Directions for this task
From the entries that follow, list every line in which the string "експлуатації" appears.

Dataset records:
########
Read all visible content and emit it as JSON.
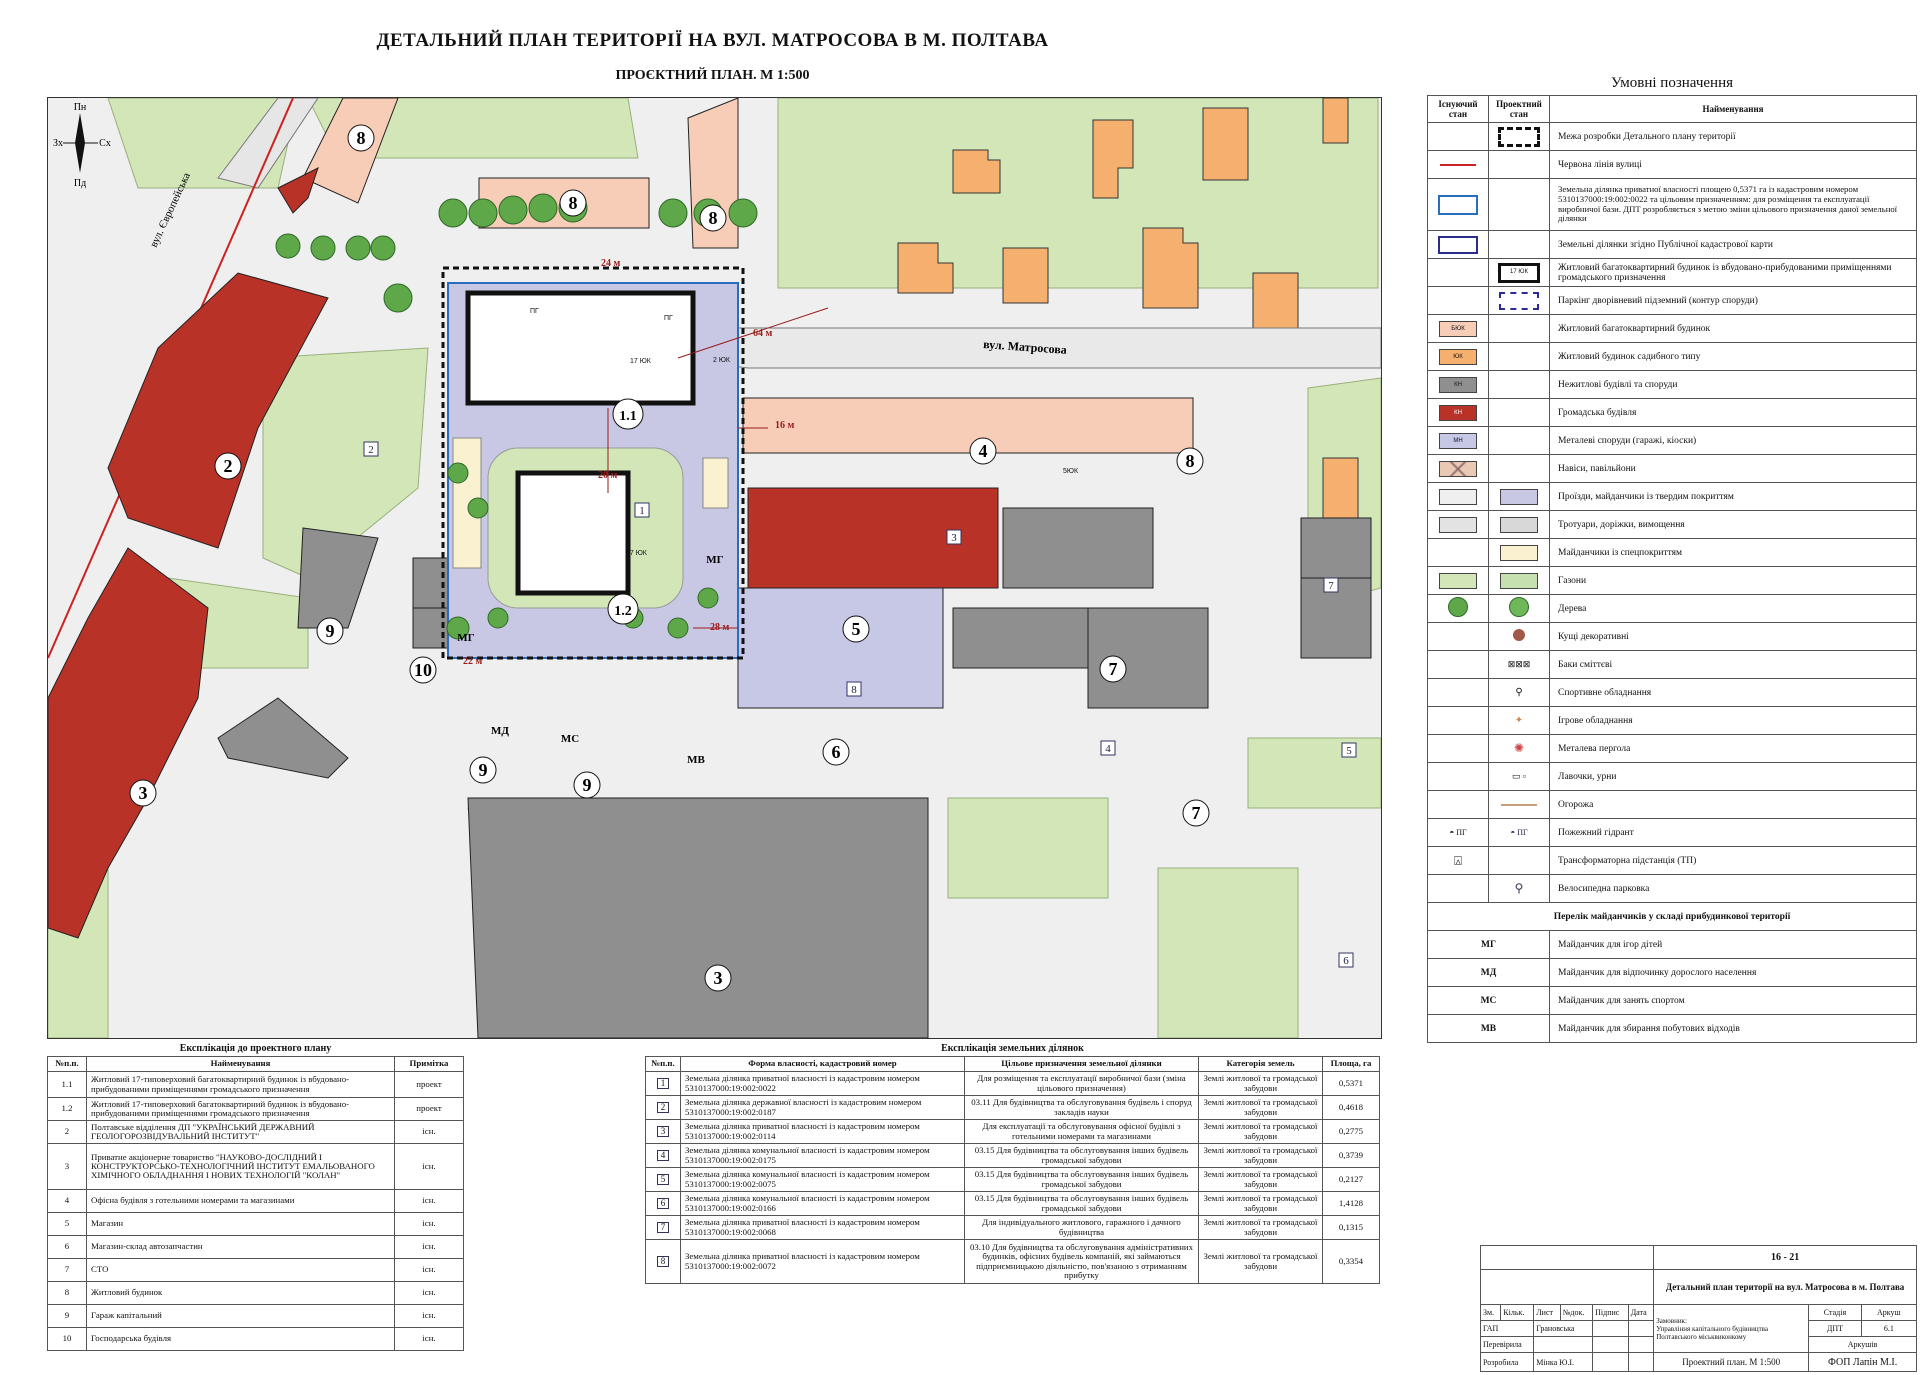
{
  "title": "ДЕТАЛЬНИЙ ПЛАН ТЕРИТОРІЇ НА ВУЛ. МАТРОСОВА В М. ПОЛТАВА",
  "subtitle": "ПРОЄКТНИЙ ПЛАН. М 1:500",
  "map": {
    "street_matrosova": "вул. Матросова",
    "street_yevropeiska": "вул. Європейська",
    "compass": {
      "n": "Пн",
      "s": "Пд",
      "w": "Зх",
      "e": "Сх"
    },
    "buildings": [
      "1.1",
      "1.2",
      "2",
      "3",
      "3",
      "4",
      "5",
      "6",
      "7",
      "7",
      "8",
      "8",
      "8",
      "8",
      "9",
      "9",
      "9",
      "9",
      "10"
    ],
    "parcels": [
      "1",
      "2",
      "3",
      "4",
      "5",
      "6",
      "7",
      "8"
    ],
    "playgrounds": {
      "mg1": "МГ",
      "mg2": "МГ",
      "md": "МД",
      "ms": "МС",
      "mv": "МВ"
    },
    "labels": {
      "uk17_1": "17 ЮК",
      "uk2_1": "2 ЮК",
      "uk17_2": "17 ЮК",
      "pg1": "ПГ",
      "pg2": "ПГ",
      "kn": "КН",
      "yk": "ЮК",
      "byk": "5ЮК",
      "d16": "16 м",
      "d20": "20 м",
      "d28": "28 м",
      "d22": "22 м",
      "d64": "64 м",
      "d24": "24 м"
    }
  },
  "legend": {
    "title": "Умовні позначення",
    "head": {
      "existing": "Існуючий стан",
      "project": "Проектний стан",
      "name": "Найменування"
    },
    "items": [
      "Межа розробки Детального плану території",
      "Червона лінія вулиці",
      "Земельна ділянка приватної власності площею 0,5371 га із кадастровим номером 5310137000:19:002:0022 та цільовим призначенням: для розміщення та експлуатації виробничої бази. ДПТ розробляється з метою зміни цільового призначення даної земельної ділянки",
      "Земельні ділянки згідно Публічної кадастрової карти",
      "Житловий багатоквартирний будинок із вбудовано-прибудованими приміщеннями громадського призначення",
      "Паркінг дворівневий підземний (контур споруди)",
      "Житловий багатоквартирний будинок",
      "Житловий будинок садибного типу",
      "Нежитлові будівлі та споруди",
      "Громадська будівля",
      "Металеві споруди (гаражі, кіоски)",
      "Навіси, павільйони",
      "Проїзди, майданчики із твердим покриттям",
      "Тротуари, доріжки, вимощення",
      "Майданчики із спецпокриттям",
      "Газони",
      "Дерева",
      "Кущі декоративні",
      "Баки сміттєві",
      "Спортивне обладнання",
      "Ігрове обладнання",
      "Металева пергола",
      "Лавочки, урни",
      "Огорожа",
      "Пожежний гідрант",
      "Трансформаторна підстанція (ТП)",
      "Велосипедна парковка"
    ],
    "swatch_labels": {
      "uk17": "17 ЮК",
      "byk": "БЮК",
      "yk": "ЮК",
      "kn": "КН",
      "gb": "КН",
      "mn": "МН",
      "pg": "ПГ"
    },
    "playground_header": "Перелік майданчиків у складі прибудинкової території",
    "playgrounds": [
      {
        "code": "МГ",
        "name": "Майданчик для ігор дітей"
      },
      {
        "code": "МД",
        "name": "Майданчик для відпочинку дорослого населення"
      },
      {
        "code": "МС",
        "name": "Майданчик для занять спортом"
      },
      {
        "code": "МВ",
        "name": "Майданчик для збирання побутових відходів"
      }
    ]
  },
  "expl1": {
    "caption": "Експлікація до проектного плану",
    "head": {
      "no": "№п.п.",
      "name": "Найменування",
      "note": "Примітка"
    },
    "rows": [
      {
        "no": "1.1",
        "name": "Житловий 17-типоверховий багатоквартирний будинок із вбудовано-прибудованими приміщеннями громадського призначення",
        "note": "проект"
      },
      {
        "no": "1.2",
        "name": "Житловий 17-типоверховий багатоквартирний будинок із вбудовано-прибудованими приміщеннями громадського призначення",
        "note": "проект"
      },
      {
        "no": "2",
        "name": "Полтавське відділення ДП \"УКРАЇНСЬКИЙ ДЕРЖАВНИЙ ГЕОЛОГОРОЗВІДУВАЛЬНИЙ ІНСТИТУТ\"",
        "note": "існ."
      },
      {
        "no": "3",
        "name": "Приватне акціонерне товариство \"НАУКОВО-ДОСЛІДНИЙ І КОНСТРУКТОРСЬКО-ТЕХНОЛОГІЧНИЙ ІНСТИТУТ ЕМАЛЬОВАНОГО ХІМІЧНОГО ОБЛАДНАННЯ І НОВИХ ТЕХНОЛОГІЙ \"КОЛАН\"",
        "note": "існ."
      },
      {
        "no": "4",
        "name": "Офісна будівля з готельними номерами та магазинами",
        "note": "існ."
      },
      {
        "no": "5",
        "name": "Магазин",
        "note": "існ."
      },
      {
        "no": "6",
        "name": "Магазин-склад автозапчастин",
        "note": "існ."
      },
      {
        "no": "7",
        "name": "СТО",
        "note": "існ."
      },
      {
        "no": "8",
        "name": "Житловий будинок",
        "note": "існ."
      },
      {
        "no": "9",
        "name": "Гараж капітальний",
        "note": "існ."
      },
      {
        "no": "10",
        "name": "Господарська будівля",
        "note": "існ."
      }
    ]
  },
  "expl2": {
    "caption": "Експлікація земельних ділянок",
    "head": {
      "no": "№п.п.",
      "form": "Форма власності, кадастровий номер",
      "purpose": "Цільове призначення земельної ділянки",
      "cat": "Категорія земель",
      "area": "Площа, га"
    },
    "rows": [
      {
        "no": "1",
        "form": "Земельна ділянка приватної власності із кадастровим номером 5310137000:19:002:0022",
        "purpose": "Для розміщення та експлуатації виробничої бази (зміна цільового призначення)",
        "cat": "Землі житлової та громадської забудови",
        "area": "0,5371"
      },
      {
        "no": "2",
        "form": "Земельна ділянка державної власності із кадастровим номером 5310137000:19:002:0187",
        "purpose": "03.11 Для будівництва та обслуговування будівель і споруд закладів науки",
        "cat": "Землі житлової та громадської забудови",
        "area": "0,4618"
      },
      {
        "no": "3",
        "form": "Земельна ділянка приватної власності із кадастровим номером 5310137000:19:002:0114",
        "purpose": "Для експлуатації та обслуговування офісної будівлі з готельними номерами та магазинами",
        "cat": "Землі житлової та громадської забудови",
        "area": "0,2775"
      },
      {
        "no": "4",
        "form": "Земельна ділянка комунальної власності із кадастровим номером 5310137000:19:002:0175",
        "purpose": "03.15 Для будівництва та обслуговування інших будівель громадської забудови",
        "cat": "Землі житлової та громадської забудови",
        "area": "0,3739"
      },
      {
        "no": "5",
        "form": "Земельна ділянка комунальної власності із кадастровим номером 5310137000:19:002:0075",
        "purpose": "03.15 Для будівництва та обслуговування інших будівель громадської забудови",
        "cat": "Землі житлової та громадської забудови",
        "area": "0,2127"
      },
      {
        "no": "6",
        "form": "Земельна ділянка комунальної власності із кадастровим номером 5310137000:19:002:0166",
        "purpose": "03.15 Для будівництва та обслуговування інших будівель громадської забудови",
        "cat": "Землі житлової та громадської забудови",
        "area": "1,4128"
      },
      {
        "no": "7",
        "form": "Земельна ділянка приватної власності із кадастровим номером 5310137000:19:002:0068",
        "purpose": "Для індивідуального житлового, гаражного і дачного будівництва",
        "cat": "Землі житлової та громадської забудови",
        "area": "0,1315"
      },
      {
        "no": "8",
        "form": "Земельна ділянка приватної власності із кадастровим номером 5310137000:19:002:0072",
        "purpose": "03.10 Для будівництва та обслуговування адміністративних будинків, офісних будівель компаній, які займаються підприємницькою діяльністю, пов'язаною з отриманням прибутку",
        "cat": "Землі житлової та громадської забудови",
        "area": "0,3354"
      }
    ]
  },
  "stamp": {
    "code": "16 - 21",
    "project": "Детальний план території на вул. Матросова в м. Полтава",
    "cols": [
      "Зм.",
      "Кільк.",
      "Лист",
      "№док.",
      "Підпис",
      "Дата"
    ],
    "gap_role": "ГАП",
    "gap_name": "Грановська",
    "checked": "Перевірила",
    "developed": "Розробила",
    "dev_name": "Мінка Ю.І.",
    "client_label": "Замовник:",
    "client": "Управління капітального будівництва Полтавського міськвиконкому",
    "stage_h": "Стадія",
    "sheet_h": "Аркуш",
    "sheets_h": "Аркушів",
    "stage": "ДПТ",
    "sheet": "6.1",
    "sheet_title": "Проектний план. М 1:500",
    "company": "ФОП Лапін М.І."
  }
}
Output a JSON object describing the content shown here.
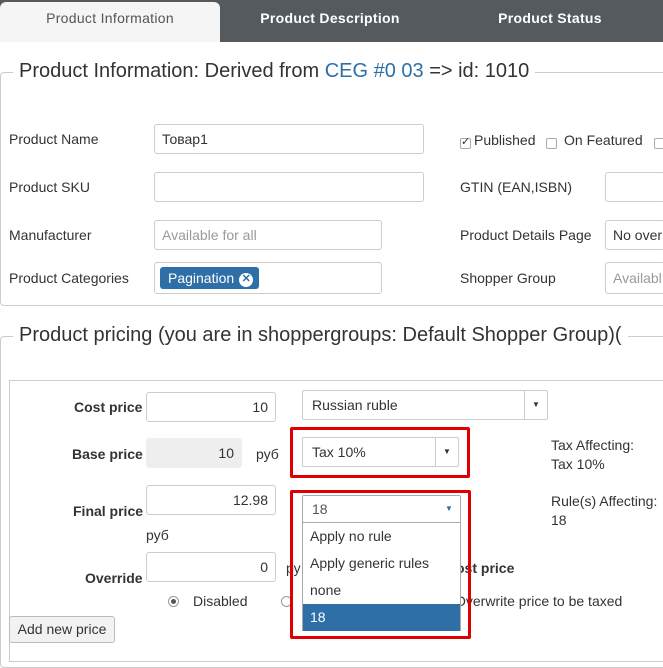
{
  "tabs": [
    "Product Information",
    "Product Description",
    "Product Status"
  ],
  "info": {
    "legend_prefix": "Product Information: Derived from ",
    "legend_link": "CEG #0 03",
    "legend_suffix": " => id: 1010",
    "product_name_label": "Product Name",
    "product_name_value": "Товар1",
    "published_label": "Published",
    "on_featured_label": "On Featured",
    "product_sku_label": "Product SKU",
    "gtin_label": "GTIN (EAN,ISBN)",
    "manufacturer_label": "Manufacturer",
    "manufacturer_placeholder": "Available for all",
    "details_page_label": "Product Details Page",
    "details_page_value": "No over",
    "categories_label": "Product Categories",
    "category_tag": "Pagination",
    "shopper_group_label": "Shopper Group",
    "shopper_group_placeholder": "Availabl"
  },
  "pricing": {
    "legend": "Product pricing (you are in shoppergroups: Default Shopper Group)(",
    "cost_price_label": "Cost price",
    "cost_price_value": "10",
    "currency": "Russian ruble",
    "base_price_label": "Base price",
    "base_price_value": "10",
    "currency_symbol": "руб",
    "tax_select": "Tax 10%",
    "tax_affecting_label": "Tax Affecting:",
    "tax_affecting_value": "Tax 10%",
    "final_price_label": "Final price",
    "final_price_value": "12.98",
    "final_currency_symbol": "руб",
    "rule_select": "18",
    "rules_affecting_label": "Rule(s) Affecting:",
    "rules_affecting_value": "18",
    "dropdown_options": [
      "Apply no rule",
      "Apply generic rules",
      "none",
      "18"
    ],
    "override_label": "Override",
    "override_value": "0",
    "override_currency_partial": "ру",
    "cost_price_partial": "ost price",
    "disabled_label": "Disabled",
    "overwrite_label": "Overwrite price to be taxed",
    "add_price_button": "Add new price"
  },
  "colors": {
    "accent": "#2f6fa7",
    "highlight": "#e00000",
    "tabbar": "#555a5e"
  }
}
########
Finished task
      "Земельна ділянка приватної власності площею 0,5371 га із кадастровим номером 5310137000:19:002:0022 та цільовим призначенням: для розміщення та експлуатації виробничої бази. ДПТ розробляється з метою зміни цільового призначення даної земельної ділянки",
        "purpose": "Для розміщення та експлуатації виробничої бази (зміна цільового призначення)",
        "purpose": "Для експлуатації та обслуговування офісної будівлі з готельними номерами та магазинами",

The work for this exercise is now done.